▶ [Records for the exercise]:
+ + + + +
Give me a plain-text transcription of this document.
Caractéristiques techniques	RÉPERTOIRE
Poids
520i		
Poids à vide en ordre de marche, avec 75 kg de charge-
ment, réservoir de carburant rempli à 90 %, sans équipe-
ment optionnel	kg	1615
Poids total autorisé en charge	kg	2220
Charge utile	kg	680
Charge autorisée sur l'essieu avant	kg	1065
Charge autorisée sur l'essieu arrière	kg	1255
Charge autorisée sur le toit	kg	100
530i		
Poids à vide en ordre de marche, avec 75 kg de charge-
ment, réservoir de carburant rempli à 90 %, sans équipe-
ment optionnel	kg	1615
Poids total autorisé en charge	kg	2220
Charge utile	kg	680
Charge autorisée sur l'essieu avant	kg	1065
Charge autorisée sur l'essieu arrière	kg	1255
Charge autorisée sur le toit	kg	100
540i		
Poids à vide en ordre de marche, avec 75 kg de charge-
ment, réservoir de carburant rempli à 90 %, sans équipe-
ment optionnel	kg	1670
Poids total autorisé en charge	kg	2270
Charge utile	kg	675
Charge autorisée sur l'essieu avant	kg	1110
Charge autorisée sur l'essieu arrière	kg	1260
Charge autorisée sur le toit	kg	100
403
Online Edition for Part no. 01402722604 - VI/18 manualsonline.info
+ + + + +
▶ [Aim]: Reproduce the material precisely, including every line.

▶ [Answer to the task]:
Give me a plain-text transcription of this document.
Caractéristiques techniques	RÉPERTOIRE
Poids
520i		
Poids à vide en ordre de marche, avec 75 kg de charge-
ment, réservoir de carburant rempli à 90 %, sans équipe-
ment optionnel	kg	1615
Poids total autorisé en charge	kg	2220
Charge utile	kg	680
Charge autorisée sur l'essieu avant	kg	1065
Charge autorisée sur l'essieu arrière	kg	1255
Charge autorisée sur le toit	kg	100
530i		
Poids à vide en ordre de marche, avec 75 kg de charge-
ment, réservoir de carburant rempli à 90 %, sans équipe-
ment optionnel	kg	1615
Poids total autorisé en charge	kg	2220
Charge utile	kg	680
Charge autorisée sur l'essieu avant	kg	1065
Charge autorisée sur l'essieu arrière	kg	1255
Charge autorisée sur le toit	kg	100
540i		
Poids à vide en ordre de marche, avec 75 kg de charge-
ment, réservoir de carburant rempli à 90 %, sans équipe-
ment optionnel	kg	1670
Poids total autorisé en charge	kg	2270
Charge utile	kg	675
Charge autorisée sur l'essieu avant	kg	1110
Charge autorisée sur l'essieu arrière	kg	1260
Charge autorisée sur le toit	kg	100
403
Online Edition for Part no. 01402722604 - VI/18 manualsonline.info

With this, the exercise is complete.